Stated exercise - Output every line of the data exactly as it appears.

Record excerpts -
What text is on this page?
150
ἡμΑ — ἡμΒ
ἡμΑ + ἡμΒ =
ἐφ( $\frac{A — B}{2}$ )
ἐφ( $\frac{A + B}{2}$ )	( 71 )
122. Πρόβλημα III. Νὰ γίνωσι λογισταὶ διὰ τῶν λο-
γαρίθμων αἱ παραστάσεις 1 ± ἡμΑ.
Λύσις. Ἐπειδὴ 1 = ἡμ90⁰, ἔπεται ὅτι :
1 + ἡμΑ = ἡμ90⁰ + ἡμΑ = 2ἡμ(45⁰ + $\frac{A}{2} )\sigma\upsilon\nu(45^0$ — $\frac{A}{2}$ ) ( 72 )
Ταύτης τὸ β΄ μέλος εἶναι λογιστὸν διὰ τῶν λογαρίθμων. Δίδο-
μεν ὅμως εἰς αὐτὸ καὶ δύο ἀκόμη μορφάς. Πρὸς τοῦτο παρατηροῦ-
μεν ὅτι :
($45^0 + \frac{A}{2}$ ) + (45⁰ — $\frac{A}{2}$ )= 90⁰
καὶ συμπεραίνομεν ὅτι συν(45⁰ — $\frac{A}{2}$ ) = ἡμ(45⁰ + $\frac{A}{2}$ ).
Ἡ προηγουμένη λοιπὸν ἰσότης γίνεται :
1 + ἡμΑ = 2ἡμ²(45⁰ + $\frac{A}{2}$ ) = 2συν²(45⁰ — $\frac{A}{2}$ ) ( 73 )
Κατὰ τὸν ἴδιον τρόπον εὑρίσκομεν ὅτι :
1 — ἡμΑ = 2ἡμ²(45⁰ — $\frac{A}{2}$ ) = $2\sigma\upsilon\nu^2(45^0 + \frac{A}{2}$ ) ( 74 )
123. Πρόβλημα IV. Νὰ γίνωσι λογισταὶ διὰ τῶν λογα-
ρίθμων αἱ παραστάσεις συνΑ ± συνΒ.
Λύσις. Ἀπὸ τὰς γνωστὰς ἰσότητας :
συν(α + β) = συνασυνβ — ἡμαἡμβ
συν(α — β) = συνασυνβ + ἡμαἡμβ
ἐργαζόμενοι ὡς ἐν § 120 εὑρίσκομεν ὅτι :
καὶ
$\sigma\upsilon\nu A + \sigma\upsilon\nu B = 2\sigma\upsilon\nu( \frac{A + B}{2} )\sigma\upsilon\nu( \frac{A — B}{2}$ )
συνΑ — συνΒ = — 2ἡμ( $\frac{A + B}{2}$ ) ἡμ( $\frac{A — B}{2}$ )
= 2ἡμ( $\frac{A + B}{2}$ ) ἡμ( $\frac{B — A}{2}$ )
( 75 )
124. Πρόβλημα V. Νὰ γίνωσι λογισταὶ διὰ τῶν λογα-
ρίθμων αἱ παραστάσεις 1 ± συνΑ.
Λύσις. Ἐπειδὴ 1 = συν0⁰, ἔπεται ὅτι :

Answer to this task -
What text is on this page?
150
ἡμΑ — ἡμΒ
ἡμΑ + ἡμΒ =
ἐφ( $\frac{A — B}{2}$ )
ἐφ( $\frac{A + B}{2}$ )	( 71 )
122. Πρόβλημα III. Νὰ γίνωσι λογισταὶ διὰ τῶν λο-
γαρίθμων αἱ παραστάσεις 1 ± ἡμΑ.
Λύσις. Ἐπειδὴ 1 = ἡμ90⁰, ἔπεται ὅτι :
1 + ἡμΑ = ἡμ90⁰ + ἡμΑ = 2ἡμ(45⁰ + $\frac{A}{2} )\sigma\upsilon\nu(45^0$ — $\frac{A}{2}$ ) ( 72 )
Ταύτης τὸ β΄ μέλος εἶναι λογιστὸν διὰ τῶν λογαρίθμων. Δίδο-
μεν ὅμως εἰς αὐτὸ καὶ δύο ἀκόμη μορφάς. Πρὸς τοῦτο παρατηροῦ-
μεν ὅτι :
($45^0 + \frac{A}{2}$ ) + (45⁰ — $\frac{A}{2}$ )= 90⁰
καὶ συμπεραίνομεν ὅτι συν(45⁰ — $\frac{A}{2}$ ) = ἡμ(45⁰ + $\frac{A}{2}$ ).
Ἡ προηγουμένη λοιπὸν ἰσότης γίνεται :
1 + ἡμΑ = 2ἡμ²(45⁰ + $\frac{A}{2}$ ) = 2συν²(45⁰ — $\frac{A}{2}$ ) ( 73 )
Κατὰ τὸν ἴδιον τρόπον εὑρίσκομεν ὅτι :
1 — ἡμΑ = 2ἡμ²(45⁰ — $\frac{A}{2}$ ) = $2\sigma\upsilon\nu^2(45^0 + \frac{A}{2}$ ) ( 74 )
123. Πρόβλημα IV. Νὰ γίνωσι λογισταὶ διὰ τῶν λογα-
ρίθμων αἱ παραστάσεις συνΑ ± συνΒ.
Λύσις. Ἀπὸ τὰς γνωστὰς ἰσότητας :
συν(α + β) = συνασυνβ — ἡμαἡμβ
συν(α — β) = συνασυνβ + ἡμαἡμβ
ἐργαζόμενοι ὡς ἐν § 120 εὑρίσκομεν ὅτι :
καὶ
$\sigma\upsilon\nu A + \sigma\upsilon\nu B = 2\sigma\upsilon\nu( \frac{A + B}{2} )\sigma\upsilon\nu( \frac{A — B}{2}$ )
συνΑ — συνΒ = — 2ἡμ( $\frac{A + B}{2}$ ) ἡμ( $\frac{A — B}{2}$ )
= 2ἡμ( $\frac{A + B}{2}$ ) ἡμ( $\frac{B — A}{2}$ )
( 75 )
124. Πρόβλημα V. Νὰ γίνωσι λογισταὶ διὰ τῶν λογα-
ρίθμων αἱ παραστάσεις 1 ± συνΑ.
Λύσις. Ἐπειδὴ 1 = συν0⁰, ἔπεται ὅτι :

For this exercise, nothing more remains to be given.